DIRECTION
The entries below should be quoted exactly, with no pictures carried over.

RECORDS FOR THIS EXERCISE
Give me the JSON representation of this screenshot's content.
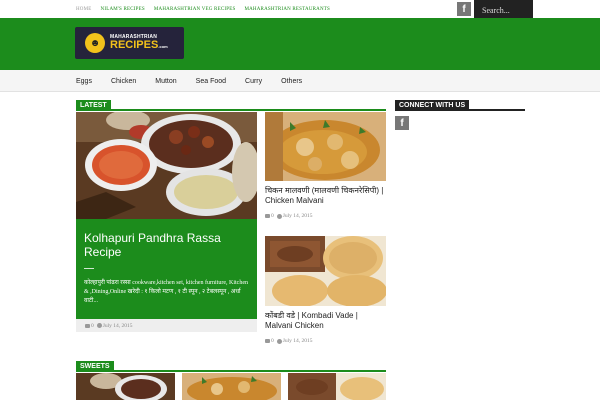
{
  "topnav": {
    "items": [
      "Home",
      "Nilam's Recipes",
      "Maharashtrian Veg Recipes",
      "Maharashtrian Restaurants"
    ]
  },
  "search": {
    "placeholder": "Search..."
  },
  "facebook_icon": "f",
  "logo": {
    "line1": "MAHARASHTRIAN",
    "line2": "RECIPES",
    "suffix": ".com"
  },
  "mainnav": {
    "items": [
      "Eggs",
      "Chicken",
      "Mutton",
      "Sea Food",
      "Curry",
      "Others"
    ]
  },
  "sections": {
    "latest": "Latest",
    "connect": "Connect With Us",
    "sweets": "Sweets"
  },
  "featured": {
    "title": "Kolhapuri Pandhra Rassa Recipe",
    "excerpt": "कोल्हापुरी पांढरा रस्सा cookware,kitchen set, kitchen furniture, Kitchen & ,Dining,Online खरेदी : १ किलो मटण , १ टी स्पून , २ टेबलस्पून , अर्धा वाटी...",
    "comments": "0",
    "date": "July 14, 2015"
  },
  "posts": [
    {
      "title": "चिकन मालवणी (मालवणी चिकनरेसिपी) | Chicken Malvani",
      "comments": "0",
      "date": "July 14, 2015"
    },
    {
      "title": "कोंबडी वडे | Kombadi Vade | Malvani Chicken",
      "comments": "0",
      "date": "July 14, 2015"
    }
  ],
  "colors": {
    "brand": "#1c8c1c",
    "dark": "#222222",
    "logo_bg": "#25233b",
    "logo_accent": "#f2c21b"
  }
}
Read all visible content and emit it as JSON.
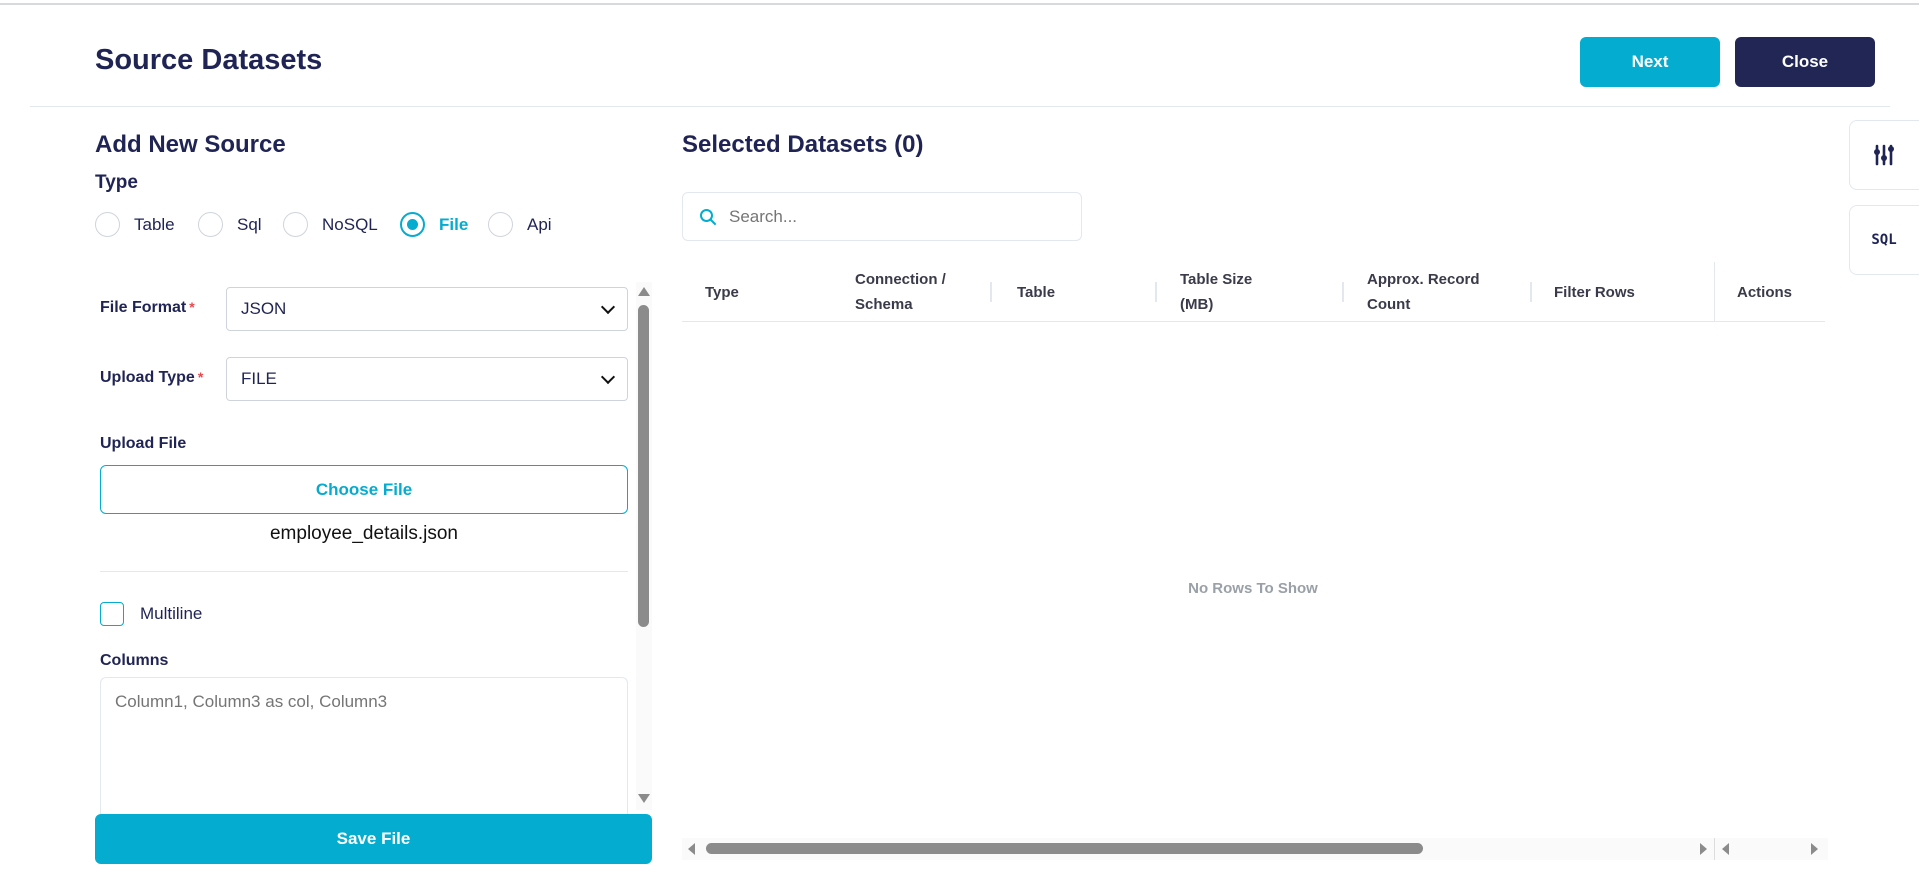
{
  "header": {
    "title": "Source Datasets",
    "next_label": "Next",
    "close_label": "Close"
  },
  "side_tools": {
    "sql_label": "SQL"
  },
  "form": {
    "title": "Add New Source",
    "type_label": "Type",
    "types": [
      {
        "label": "Table",
        "selected": false
      },
      {
        "label": "Sql",
        "selected": false
      },
      {
        "label": "NoSQL",
        "selected": false
      },
      {
        "label": "File",
        "selected": true
      },
      {
        "label": "Api",
        "selected": false
      }
    ],
    "file_format_label": "File Format",
    "file_format_value": "JSON",
    "upload_type_label": "Upload Type",
    "upload_type_value": "FILE",
    "required_mark": "*",
    "upload_file_label": "Upload File",
    "choose_file_label": "Choose File",
    "file_name": "employee_details.json",
    "multiline_label": "Multiline",
    "multiline_checked": false,
    "columns_label": "Columns",
    "columns_placeholder": "Column1, Column3 as col, Column3",
    "save_label": "Save File"
  },
  "datasets": {
    "title": "Selected Datasets (0)",
    "search_placeholder": "Search...",
    "columns": [
      "Type",
      "Connection / Schema",
      "Table",
      "Table Size (MB)",
      "Approx. Record Count",
      "Filter Rows",
      "Actions"
    ],
    "empty_message": "No Rows To Show"
  },
  "colors": {
    "primary": "#04acd0",
    "navy": "#212654"
  }
}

TASK ANSWER
Give me the JSON representation of this screenshot's content.
{
  "topnav": {
    "items": [
      "Home",
      "Nilam's Recipes",
      "Maharashtrian Veg Recipes",
      "Maharashtrian Restaurants"
    ]
  },
  "search": {
    "placeholder": "Search..."
  },
  "facebook_icon": "f",
  "logo": {
    "line1": "MAHARASHTRIAN",
    "line2": "RECIPES",
    "suffix": ".com"
  },
  "mainnav": {
    "items": [
      "Eggs",
      "Chicken",
      "Mutton",
      "Sea Food",
      "Curry",
      "Others"
    ]
  },
  "sections": {
    "latest": "Latest",
    "connect": "Connect With Us",
    "sweets": "Sweets"
  },
  "featured": {
    "title": "Kolhapuri Pandhra Rassa Recipe",
    "excerpt": "कोल्हापुरी पांढरा रस्सा cookware,kitchen set, kitchen furniture, Kitchen & ,Dining,Online खरेदी : १ किलो मटण , १ टी स्पून , २ टेबलस्पून , अर्धा वाटी...",
    "comments": "0",
    "date": "July 14, 2015"
  },
  "posts": [
    {
      "title": "चिकन मालवणी (मालवणी चिकनरेसिपी) | Chicken Malvani",
      "comments": "0",
      "date": "July 14, 2015"
    },
    {
      "title": "कोंबडी वडे | Kombadi Vade | Malvani Chicken",
      "comments": "0",
      "date": "July 14, 2015"
    }
  ],
  "colors": {
    "brand": "#1c8c1c",
    "dark": "#222222",
    "logo_bg": "#25233b",
    "logo_accent": "#f2c21b"
  }
}
Read all visible content and emit it as JSON.
{
  "header": {
    "title": "Source Datasets",
    "next_label": "Next",
    "close_label": "Close"
  },
  "side_tools": {
    "sql_label": "SQL"
  },
  "form": {
    "title": "Add New Source",
    "type_label": "Type",
    "types": [
      {
        "label": "Table",
        "selected": false
      },
      {
        "label": "Sql",
        "selected": false
      },
      {
        "label": "NoSQL",
        "selected": false
      },
      {
        "label": "File",
        "selected": true
      },
      {
        "label": "Api",
        "selected": false
      }
    ],
    "file_format_label": "File Format",
    "file_format_value": "JSON",
    "upload_type_label": "Upload Type",
    "upload_type_value": "FILE",
    "required_mark": "*",
    "upload_file_label": "Upload File",
    "choose_file_label": "Choose File",
    "file_name": "employee_details.json",
    "multiline_label": "Multiline",
    "multiline_checked": false,
    "columns_label": "Columns",
    "columns_placeholder": "Column1, Column3 as col, Column3",
    "save_label": "Save File"
  },
  "datasets": {
    "title": "Selected Datasets (0)",
    "search_placeholder": "Search...",
    "columns": [
      "Type",
      "Connection / Schema",
      "Table",
      "Table Size (MB)",
      "Approx. Record Count",
      "Filter Rows",
      "Actions"
    ],
    "empty_message": "No Rows To Show"
  },
  "colors": {
    "primary": "#04acd0",
    "navy": "#212654"
  }
}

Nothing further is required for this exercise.